**Exercise description:** Determine how many lines contain the string "Very" and reply with that number alone.
** START Given data **
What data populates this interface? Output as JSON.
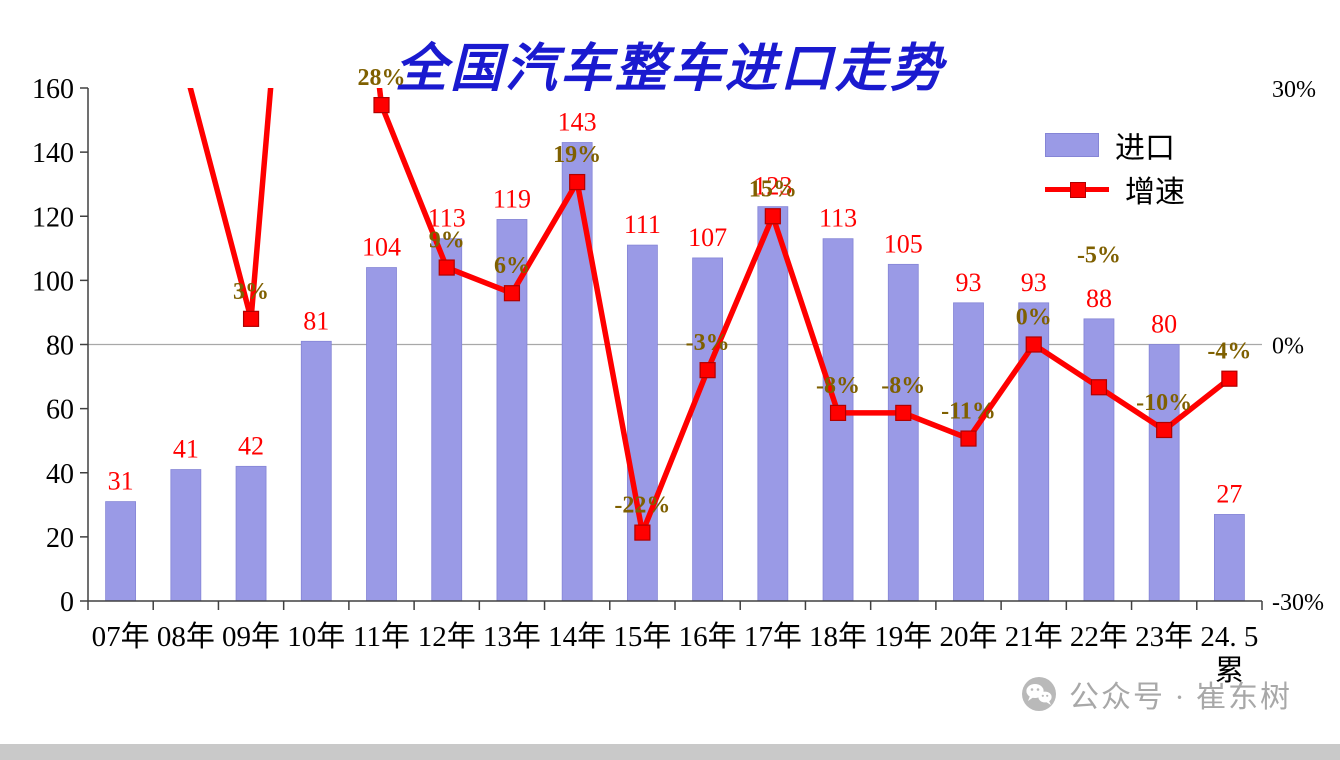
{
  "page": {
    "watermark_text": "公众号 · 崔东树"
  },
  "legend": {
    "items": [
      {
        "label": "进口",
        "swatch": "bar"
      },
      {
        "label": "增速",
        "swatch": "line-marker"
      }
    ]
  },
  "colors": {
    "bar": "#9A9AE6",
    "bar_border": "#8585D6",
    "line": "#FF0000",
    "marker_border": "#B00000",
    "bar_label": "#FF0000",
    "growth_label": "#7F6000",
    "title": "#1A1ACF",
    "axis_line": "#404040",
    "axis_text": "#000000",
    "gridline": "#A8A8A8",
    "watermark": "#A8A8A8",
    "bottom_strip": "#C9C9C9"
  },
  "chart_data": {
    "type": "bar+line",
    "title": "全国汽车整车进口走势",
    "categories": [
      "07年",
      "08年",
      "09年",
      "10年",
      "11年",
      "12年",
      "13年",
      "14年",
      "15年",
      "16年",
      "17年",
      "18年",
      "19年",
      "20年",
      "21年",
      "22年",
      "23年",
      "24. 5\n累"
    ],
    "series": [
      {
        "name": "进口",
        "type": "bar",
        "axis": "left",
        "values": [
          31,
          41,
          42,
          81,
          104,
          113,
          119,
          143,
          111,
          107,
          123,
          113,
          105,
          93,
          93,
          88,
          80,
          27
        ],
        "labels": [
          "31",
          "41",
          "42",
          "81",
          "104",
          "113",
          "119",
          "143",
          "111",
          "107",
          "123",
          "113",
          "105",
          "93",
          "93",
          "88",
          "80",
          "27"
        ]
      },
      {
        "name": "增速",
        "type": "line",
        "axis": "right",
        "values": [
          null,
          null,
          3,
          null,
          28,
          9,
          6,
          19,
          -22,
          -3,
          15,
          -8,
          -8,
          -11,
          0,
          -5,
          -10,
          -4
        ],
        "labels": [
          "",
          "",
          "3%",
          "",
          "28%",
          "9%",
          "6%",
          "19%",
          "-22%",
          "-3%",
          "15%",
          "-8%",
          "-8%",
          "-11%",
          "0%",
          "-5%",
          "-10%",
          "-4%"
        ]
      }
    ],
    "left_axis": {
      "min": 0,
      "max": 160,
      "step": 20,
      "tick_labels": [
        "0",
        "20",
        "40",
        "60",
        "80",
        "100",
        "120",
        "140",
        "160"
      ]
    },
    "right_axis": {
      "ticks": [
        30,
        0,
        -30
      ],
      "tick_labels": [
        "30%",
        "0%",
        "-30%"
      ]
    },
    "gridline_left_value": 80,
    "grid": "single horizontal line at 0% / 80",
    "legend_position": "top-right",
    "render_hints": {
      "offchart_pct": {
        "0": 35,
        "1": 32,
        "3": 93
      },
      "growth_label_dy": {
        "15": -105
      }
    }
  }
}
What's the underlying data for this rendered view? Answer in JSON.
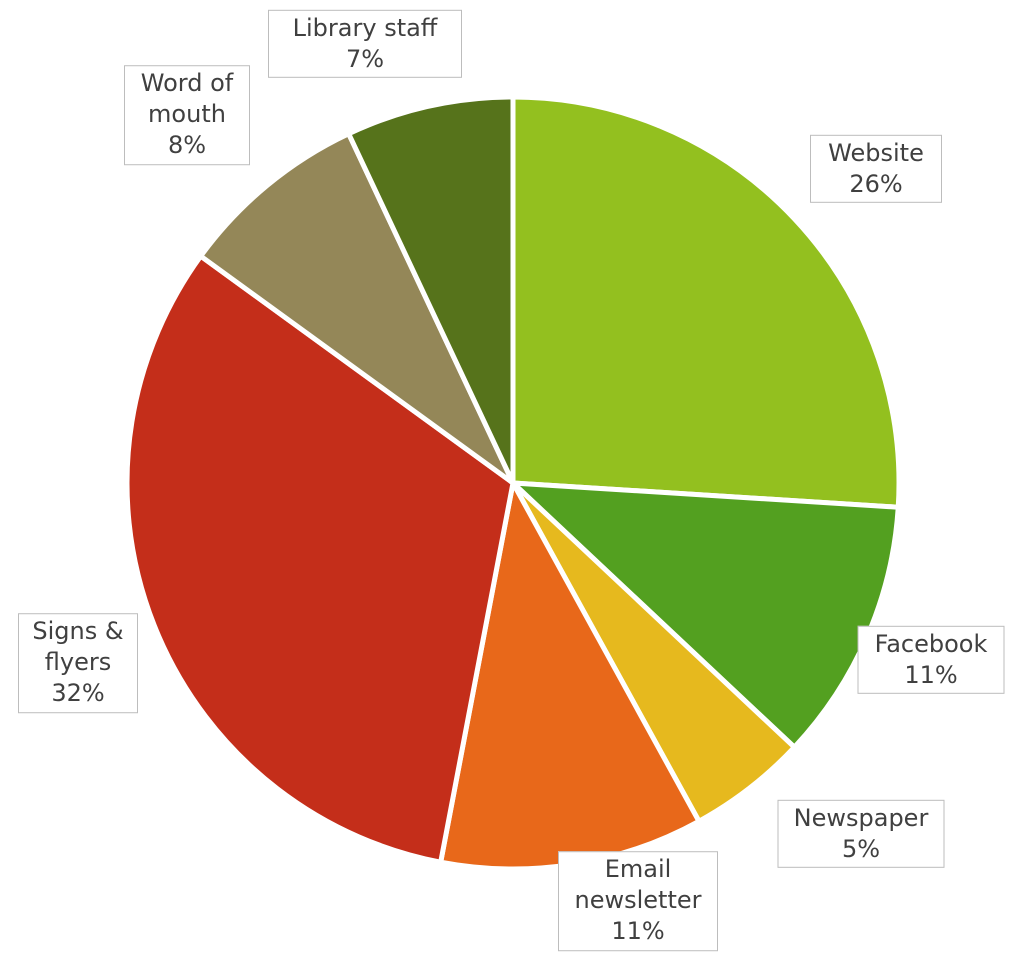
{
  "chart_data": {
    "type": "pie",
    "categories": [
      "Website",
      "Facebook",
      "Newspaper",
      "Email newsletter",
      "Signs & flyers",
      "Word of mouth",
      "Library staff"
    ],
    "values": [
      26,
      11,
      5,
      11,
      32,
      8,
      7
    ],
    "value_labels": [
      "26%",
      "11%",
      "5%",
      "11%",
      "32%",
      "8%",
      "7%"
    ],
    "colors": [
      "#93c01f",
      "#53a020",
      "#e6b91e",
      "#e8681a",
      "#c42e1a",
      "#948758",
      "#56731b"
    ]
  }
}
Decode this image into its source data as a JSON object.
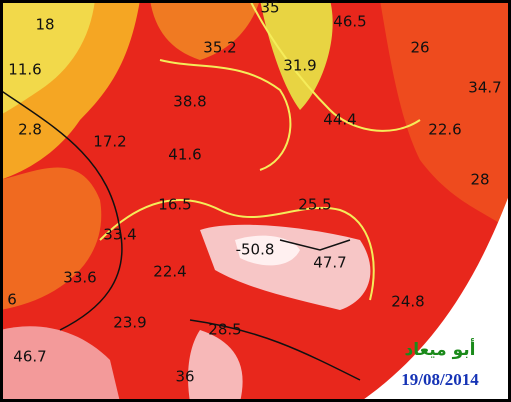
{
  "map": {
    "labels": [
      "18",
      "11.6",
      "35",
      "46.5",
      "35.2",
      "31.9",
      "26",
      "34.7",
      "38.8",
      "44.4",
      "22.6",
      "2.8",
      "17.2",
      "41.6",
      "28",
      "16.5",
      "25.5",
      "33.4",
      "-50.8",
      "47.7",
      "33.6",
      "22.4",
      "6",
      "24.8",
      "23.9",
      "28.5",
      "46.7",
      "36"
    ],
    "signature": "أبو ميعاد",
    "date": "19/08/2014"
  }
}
** END Given data **
** START Given data **
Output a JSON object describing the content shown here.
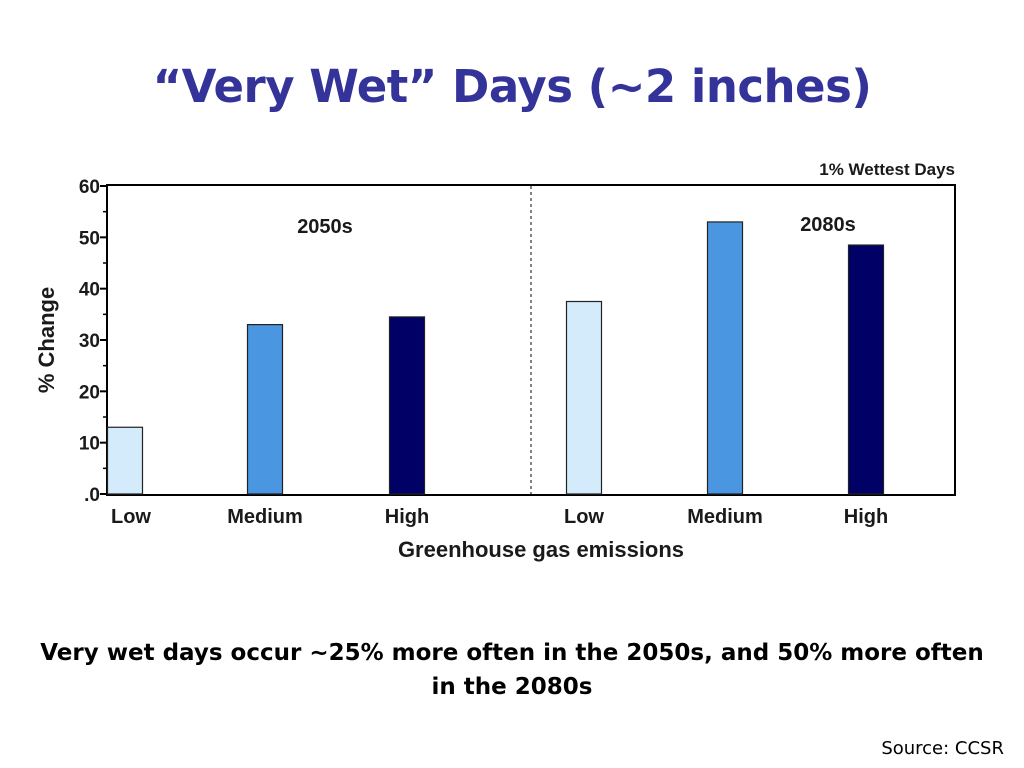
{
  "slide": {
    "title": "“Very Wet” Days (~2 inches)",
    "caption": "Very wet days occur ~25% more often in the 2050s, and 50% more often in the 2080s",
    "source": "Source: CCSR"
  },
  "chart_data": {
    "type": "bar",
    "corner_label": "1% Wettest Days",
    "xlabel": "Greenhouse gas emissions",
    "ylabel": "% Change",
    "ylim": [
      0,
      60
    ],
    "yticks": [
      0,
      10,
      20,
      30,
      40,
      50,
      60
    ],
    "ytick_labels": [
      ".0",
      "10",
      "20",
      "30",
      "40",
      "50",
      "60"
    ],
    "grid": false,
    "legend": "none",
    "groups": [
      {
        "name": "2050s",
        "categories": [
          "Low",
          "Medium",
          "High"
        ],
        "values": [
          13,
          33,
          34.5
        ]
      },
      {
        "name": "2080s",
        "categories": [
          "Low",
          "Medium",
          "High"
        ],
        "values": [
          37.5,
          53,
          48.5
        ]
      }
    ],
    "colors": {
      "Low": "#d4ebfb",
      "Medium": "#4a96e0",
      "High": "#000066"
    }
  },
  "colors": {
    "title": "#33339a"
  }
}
** END Given data **
**Task solution:** 2